### STATED PROBLEM
Lines containing the word "completion" are the ones to copy from the records below.

### INPUT MATERIAL
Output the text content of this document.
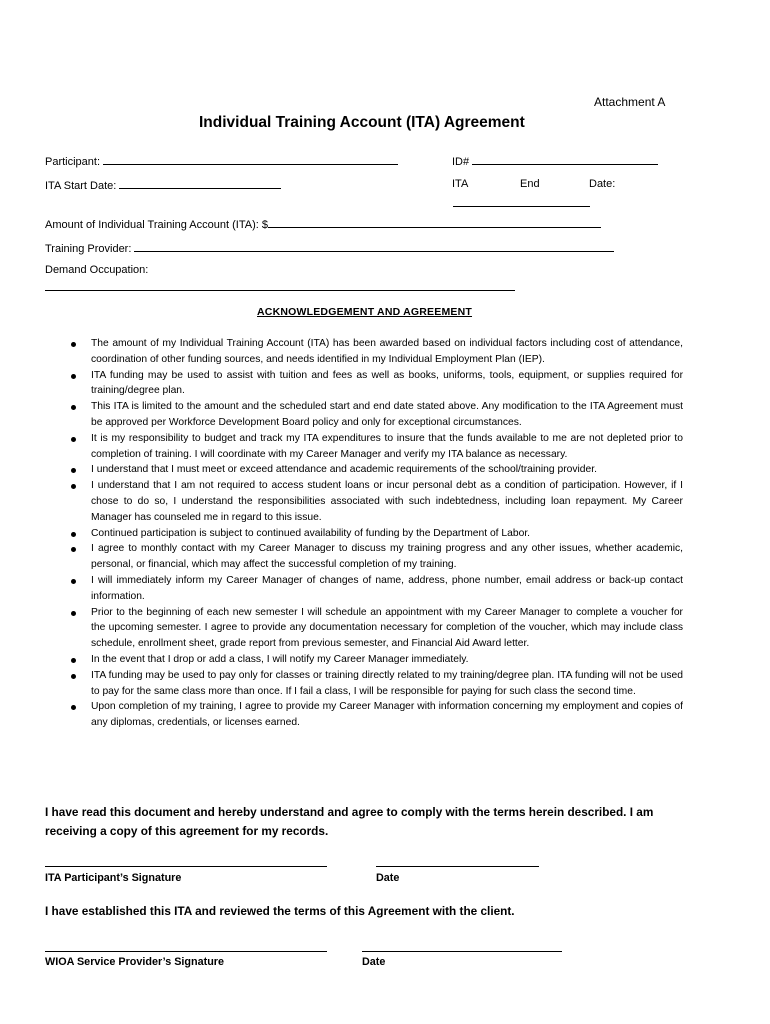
Attachment A
Individual Training Account (ITA) Agreement
Participant:	ID#
ITA Start Date:	ITA	End	Date:
Amount of Individual Training Account (ITA): $
Training Provider:
Demand Occupation:
ACKNOWLEDGEMENT AND AGREEMENT
The amount of my Individual Training Account (ITA) has been awarded based on individual factors including cost of attendance, coordination of other funding sources, and needs identified in my Individual Employment Plan (IEP).
ITA funding may be used to assist with tuition and fees as well as books, uniforms, tools, equipment, or supplies required for training/degree plan.
This ITA is limited to the amount and the scheduled start and end date stated above. Any modification to the ITA Agreement must be approved per Workforce Development Board policy and only for exceptional circumstances.
It is my responsibility to budget and track my ITA expenditures to insure that the funds available to me are not depleted prior to completion of training. I will coordinate with my Career Manager and verify my ITA balance as necessary.
I understand that I must meet or exceed attendance and academic requirements of the school/training provider.
I understand that I am not required to access student loans or incur personal debt as a condition of participation. However, if I chose to do so, I understand the responsibilities associated with such indebtedness, including loan repayment. My Career Manager has counseled me in regard to this issue.
Continued participation is subject to continued availability of funding by the Department of Labor.
I agree to monthly contact with my Career Manager to discuss my training progress and any other issues, whether academic, personal, or financial, which may affect the successful completion of my training.
I will immediately inform my Career Manager of changes of name, address, phone number, email address or back-up contact information.
Prior to the beginning of each new semester I will schedule an appointment with my Career Manager to complete a voucher for the upcoming semester. I agree to provide any documentation necessary for completion of the voucher, which may include class schedule, enrollment sheet, grade report from previous semester, and Financial Aid Award letter.
In the event that I drop or add a class, I will notify my Career Manager immediately.
ITA funding may be used to pay only for classes or training directly related to my training/degree plan. ITA funding will not be used to pay for the same class more than once. If I fail a class, I will be responsible for paying for such class the second time.
Upon completion of my training, I agree to provide my Career Manager with information concerning my employment and copies of any diplomas, credentials, or licenses earned.
I have read this document and hereby understand and agree to comply with the terms herein described. I am receiving a copy of this agreement for my records.
ITA Participant’s Signature	Date
I have established this ITA and reviewed the terms of this Agreement with the client.
WIOA Service Provider’s Signature	Date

### RESPONSE TO THIS TASK
It is my responsibility to budget and track my ITA expenditures to insure that the funds available to me are not depleted prior to completion of training. I will coordinate with my Career Manager and verify my ITA balance as necessary.
I agree to monthly contact with my Career Manager to discuss my training progress and any other issues, whether academic, personal, or financial, which may affect the successful completion of my training.
Prior to the beginning of each new semester I will schedule an appointment with my Career Manager to complete a voucher for the upcoming semester. I agree to provide any documentation necessary for completion of the voucher, which may include class schedule, enrollment sheet, grade report from previous semester, and Financial Aid Award letter.
Upon completion of my training, I agree to provide my Career Manager with information concerning my employment and copies of any diplomas, credentials, or licenses earned.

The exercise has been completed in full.